--- BEGIN The records ---

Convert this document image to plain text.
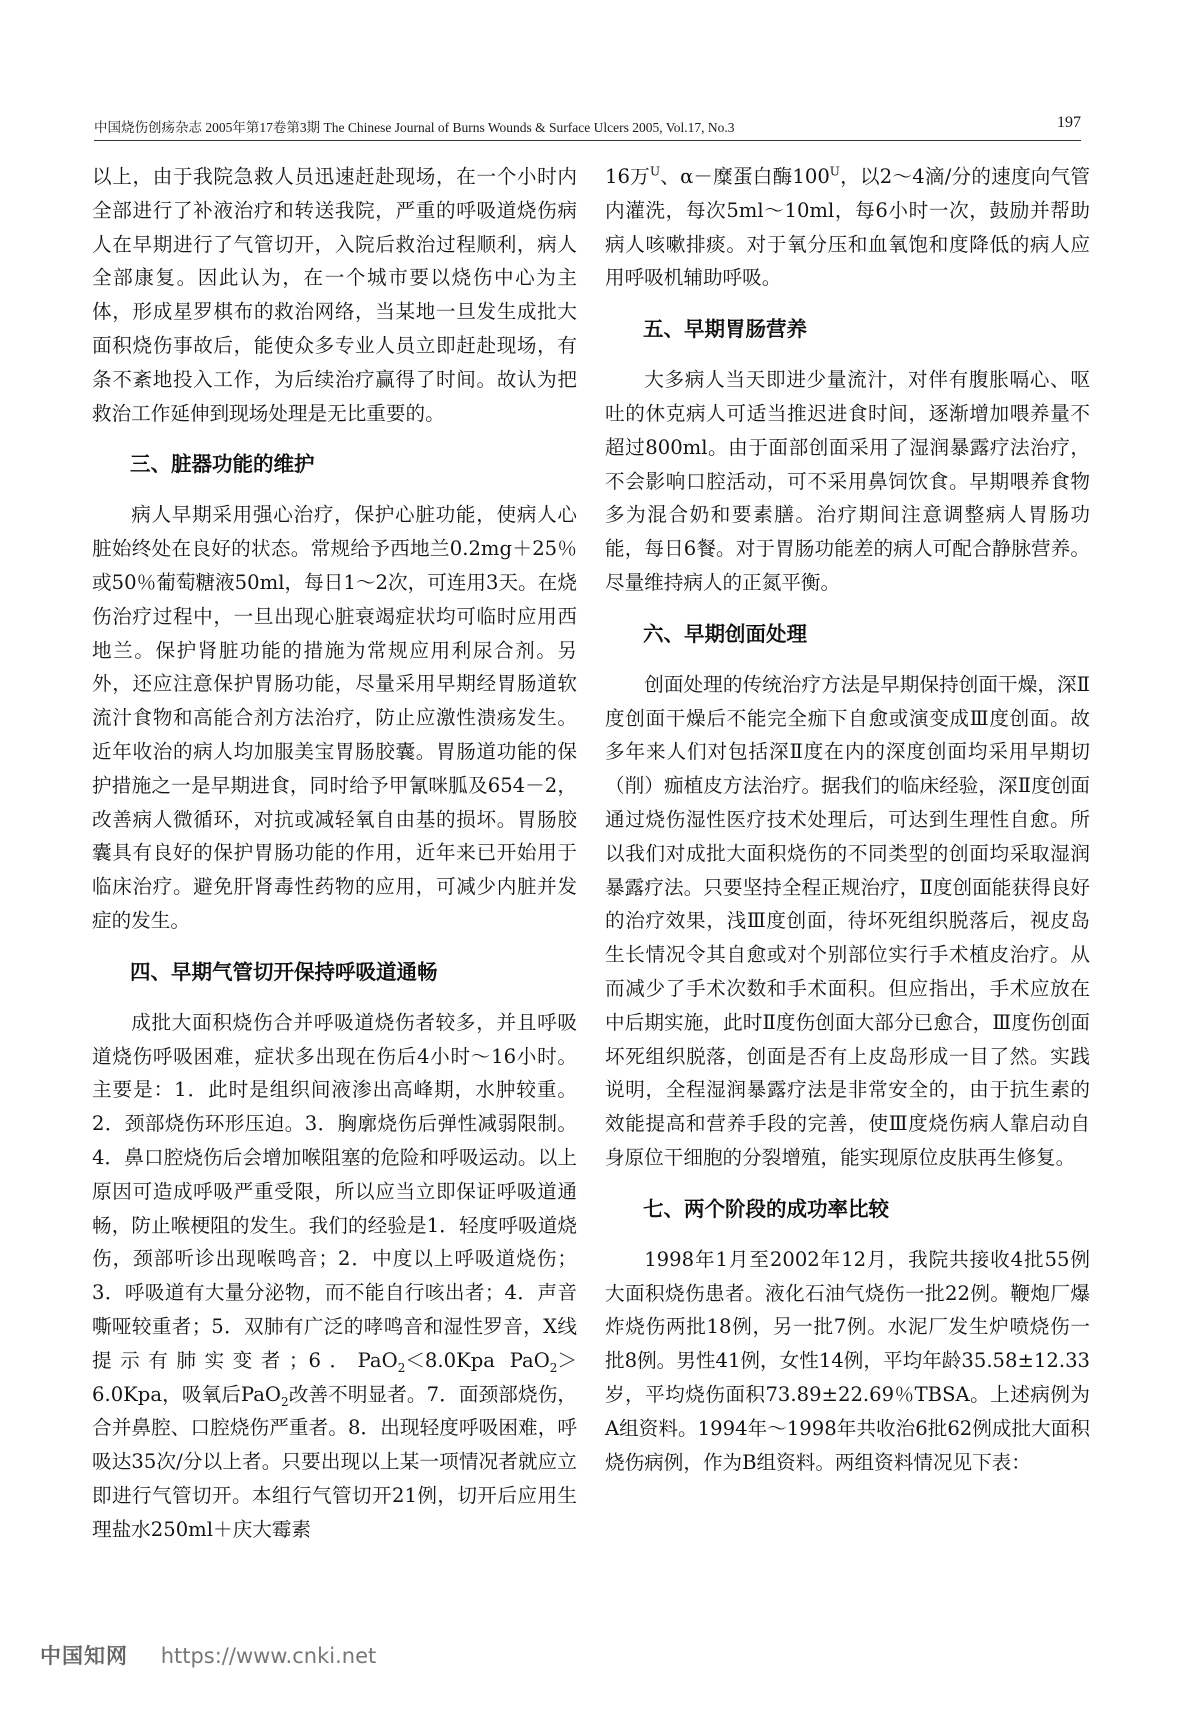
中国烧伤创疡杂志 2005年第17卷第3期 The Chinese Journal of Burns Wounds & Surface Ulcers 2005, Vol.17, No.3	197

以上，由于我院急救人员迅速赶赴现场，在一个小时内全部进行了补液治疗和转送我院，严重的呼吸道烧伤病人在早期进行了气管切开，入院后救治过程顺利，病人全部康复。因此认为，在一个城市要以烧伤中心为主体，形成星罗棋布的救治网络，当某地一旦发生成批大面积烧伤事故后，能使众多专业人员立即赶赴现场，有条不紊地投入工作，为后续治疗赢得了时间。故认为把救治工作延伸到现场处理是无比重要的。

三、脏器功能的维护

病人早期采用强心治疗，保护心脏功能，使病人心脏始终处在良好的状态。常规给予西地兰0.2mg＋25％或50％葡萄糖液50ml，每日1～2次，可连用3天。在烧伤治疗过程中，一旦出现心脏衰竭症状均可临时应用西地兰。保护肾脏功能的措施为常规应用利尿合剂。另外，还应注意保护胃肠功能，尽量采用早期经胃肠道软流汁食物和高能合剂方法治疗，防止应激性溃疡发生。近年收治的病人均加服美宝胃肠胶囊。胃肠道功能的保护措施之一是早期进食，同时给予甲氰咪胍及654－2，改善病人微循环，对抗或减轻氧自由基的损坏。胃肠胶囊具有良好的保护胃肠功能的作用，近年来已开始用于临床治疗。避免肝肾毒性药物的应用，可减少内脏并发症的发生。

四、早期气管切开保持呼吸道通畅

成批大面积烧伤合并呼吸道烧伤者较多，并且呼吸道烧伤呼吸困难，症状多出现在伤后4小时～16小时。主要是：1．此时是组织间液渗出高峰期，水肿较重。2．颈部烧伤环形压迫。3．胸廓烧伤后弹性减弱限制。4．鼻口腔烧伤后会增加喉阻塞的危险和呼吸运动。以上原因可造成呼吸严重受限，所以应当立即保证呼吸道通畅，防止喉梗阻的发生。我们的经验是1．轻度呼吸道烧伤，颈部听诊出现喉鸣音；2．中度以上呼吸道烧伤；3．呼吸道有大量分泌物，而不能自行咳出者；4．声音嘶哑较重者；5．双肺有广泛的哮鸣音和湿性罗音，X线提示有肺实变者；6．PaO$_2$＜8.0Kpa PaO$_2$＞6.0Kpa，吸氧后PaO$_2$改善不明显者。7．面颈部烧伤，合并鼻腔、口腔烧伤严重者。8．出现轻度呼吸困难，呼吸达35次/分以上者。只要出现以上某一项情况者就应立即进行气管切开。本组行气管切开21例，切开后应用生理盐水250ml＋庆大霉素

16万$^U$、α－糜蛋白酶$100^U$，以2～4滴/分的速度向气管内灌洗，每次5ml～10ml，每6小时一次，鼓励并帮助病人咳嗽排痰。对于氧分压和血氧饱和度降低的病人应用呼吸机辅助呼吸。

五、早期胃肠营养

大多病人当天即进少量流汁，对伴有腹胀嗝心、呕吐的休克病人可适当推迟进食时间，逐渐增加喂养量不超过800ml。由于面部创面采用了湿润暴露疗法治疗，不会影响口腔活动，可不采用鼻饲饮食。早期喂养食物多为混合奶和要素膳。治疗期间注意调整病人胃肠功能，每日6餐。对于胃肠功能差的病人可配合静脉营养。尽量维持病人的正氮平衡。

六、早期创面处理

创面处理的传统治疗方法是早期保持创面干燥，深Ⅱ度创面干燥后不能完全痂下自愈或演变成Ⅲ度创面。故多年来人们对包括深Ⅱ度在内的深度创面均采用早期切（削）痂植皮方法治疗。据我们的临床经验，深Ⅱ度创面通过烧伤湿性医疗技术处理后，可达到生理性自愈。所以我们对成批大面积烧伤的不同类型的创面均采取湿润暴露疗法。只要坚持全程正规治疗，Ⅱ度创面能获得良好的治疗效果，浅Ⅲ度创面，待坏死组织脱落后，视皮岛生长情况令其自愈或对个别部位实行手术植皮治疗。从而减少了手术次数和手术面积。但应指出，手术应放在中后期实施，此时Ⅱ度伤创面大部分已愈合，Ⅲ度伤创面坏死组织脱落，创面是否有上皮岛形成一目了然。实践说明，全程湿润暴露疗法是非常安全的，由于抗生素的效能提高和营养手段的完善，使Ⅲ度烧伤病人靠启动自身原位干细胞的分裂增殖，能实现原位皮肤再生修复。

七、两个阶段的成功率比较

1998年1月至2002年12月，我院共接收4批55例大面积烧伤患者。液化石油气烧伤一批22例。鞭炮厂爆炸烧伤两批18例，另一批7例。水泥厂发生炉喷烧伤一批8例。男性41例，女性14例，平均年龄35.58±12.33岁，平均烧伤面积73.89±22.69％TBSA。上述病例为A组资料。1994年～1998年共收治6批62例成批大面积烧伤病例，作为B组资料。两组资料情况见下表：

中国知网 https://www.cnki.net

--- END The records ---

= What the task asks =
Write out every line above exactly as it is, leaving out the pictures.

= Task solution =
Convert this document image to plain text.
中国烧伤创疡杂志 2005年第17卷第3期 The Chinese Journal of Burns Wounds & Surface Ulcers 2005, Vol.17, No.3	197

以上，由于我院急救人员迅速赶赴现场，在一个小时内全部进行了补液治疗和转送我院，严重的呼吸道烧伤病人在早期进行了气管切开，入院后救治过程顺利，病人全部康复。因此认为，在一个城市要以烧伤中心为主体，形成星罗棋布的救治网络，当某地一旦发生成批大面积烧伤事故后，能使众多专业人员立即赶赴现场，有条不紊地投入工作，为后续治疗赢得了时间。故认为把救治工作延伸到现场处理是无比重要的。

三、脏器功能的维护

病人早期采用强心治疗，保护心脏功能，使病人心脏始终处在良好的状态。常规给予西地兰0.2mg＋25％或50％葡萄糖液50ml，每日1～2次，可连用3天。在烧伤治疗过程中，一旦出现心脏衰竭症状均可临时应用西地兰。保护肾脏功能的措施为常规应用利尿合剂。另外，还应注意保护胃肠功能，尽量采用早期经胃肠道软流汁食物和高能合剂方法治疗，防止应激性溃疡发生。近年收治的病人均加服美宝胃肠胶囊。胃肠道功能的保护措施之一是早期进食，同时给予甲氰咪胍及654－2，改善病人微循环，对抗或减轻氧自由基的损坏。胃肠胶囊具有良好的保护胃肠功能的作用，近年来已开始用于临床治疗。避免肝肾毒性药物的应用，可减少内脏并发症的发生。

四、早期气管切开保持呼吸道通畅

成批大面积烧伤合并呼吸道烧伤者较多，并且呼吸道烧伤呼吸困难，症状多出现在伤后4小时～16小时。主要是：1．此时是组织间液渗出高峰期，水肿较重。2．颈部烧伤环形压迫。3．胸廓烧伤后弹性减弱限制。4．鼻口腔烧伤后会增加喉阻塞的危险和呼吸运动。以上原因可造成呼吸严重受限，所以应当立即保证呼吸道通畅，防止喉梗阻的发生。我们的经验是1．轻度呼吸道烧伤，颈部听诊出现喉鸣音；2．中度以上呼吸道烧伤；3．呼吸道有大量分泌物，而不能自行咳出者；4．声音嘶哑较重者；5．双肺有广泛的哮鸣音和湿性罗音，X线提示有肺实变者；6．PaO$_2$＜8.0Kpa PaO$_2$＞6.0Kpa，吸氧后PaO$_2$改善不明显者。7．面颈部烧伤，合并鼻腔、口腔烧伤严重者。8．出现轻度呼吸困难，呼吸达35次/分以上者。只要出现以上某一项情况者就应立即进行气管切开。本组行气管切开21例，切开后应用生理盐水250ml＋庆大霉素

16万$^U$、α－糜蛋白酶$100^U$，以2～4滴/分的速度向气管内灌洗，每次5ml～10ml，每6小时一次，鼓励并帮助病人咳嗽排痰。对于氧分压和血氧饱和度降低的病人应用呼吸机辅助呼吸。

五、早期胃肠营养

大多病人当天即进少量流汁，对伴有腹胀嗝心、呕吐的休克病人可适当推迟进食时间，逐渐增加喂养量不超过800ml。由于面部创面采用了湿润暴露疗法治疗，不会影响口腔活动，可不采用鼻饲饮食。早期喂养食物多为混合奶和要素膳。治疗期间注意调整病人胃肠功能，每日6餐。对于胃肠功能差的病人可配合静脉营养。尽量维持病人的正氮平衡。

六、早期创面处理

创面处理的传统治疗方法是早期保持创面干燥，深Ⅱ度创面干燥后不能完全痂下自愈或演变成Ⅲ度创面。故多年来人们对包括深Ⅱ度在内的深度创面均采用早期切（削）痂植皮方法治疗。据我们的临床经验，深Ⅱ度创面通过烧伤湿性医疗技术处理后，可达到生理性自愈。所以我们对成批大面积烧伤的不同类型的创面均采取湿润暴露疗法。只要坚持全程正规治疗，Ⅱ度创面能获得良好的治疗效果，浅Ⅲ度创面，待坏死组织脱落后，视皮岛生长情况令其自愈或对个别部位实行手术植皮治疗。从而减少了手术次数和手术面积。但应指出，手术应放在中后期实施，此时Ⅱ度伤创面大部分已愈合，Ⅲ度伤创面坏死组织脱落，创面是否有上皮岛形成一目了然。实践说明，全程湿润暴露疗法是非常安全的，由于抗生素的效能提高和营养手段的完善，使Ⅲ度烧伤病人靠启动自身原位干细胞的分裂增殖，能实现原位皮肤再生修复。

七、两个阶段的成功率比较

1998年1月至2002年12月，我院共接收4批55例大面积烧伤患者。液化石油气烧伤一批22例。鞭炮厂爆炸烧伤两批18例，另一批7例。水泥厂发生炉喷烧伤一批8例。男性41例，女性14例，平均年龄35.58±12.33岁，平均烧伤面积73.89±22.69％TBSA。上述病例为A组资料。1994年～1998年共收治6批62例成批大面积烧伤病例，作为B组资料。两组资料情况见下表：

中国知网 https://www.cnki.net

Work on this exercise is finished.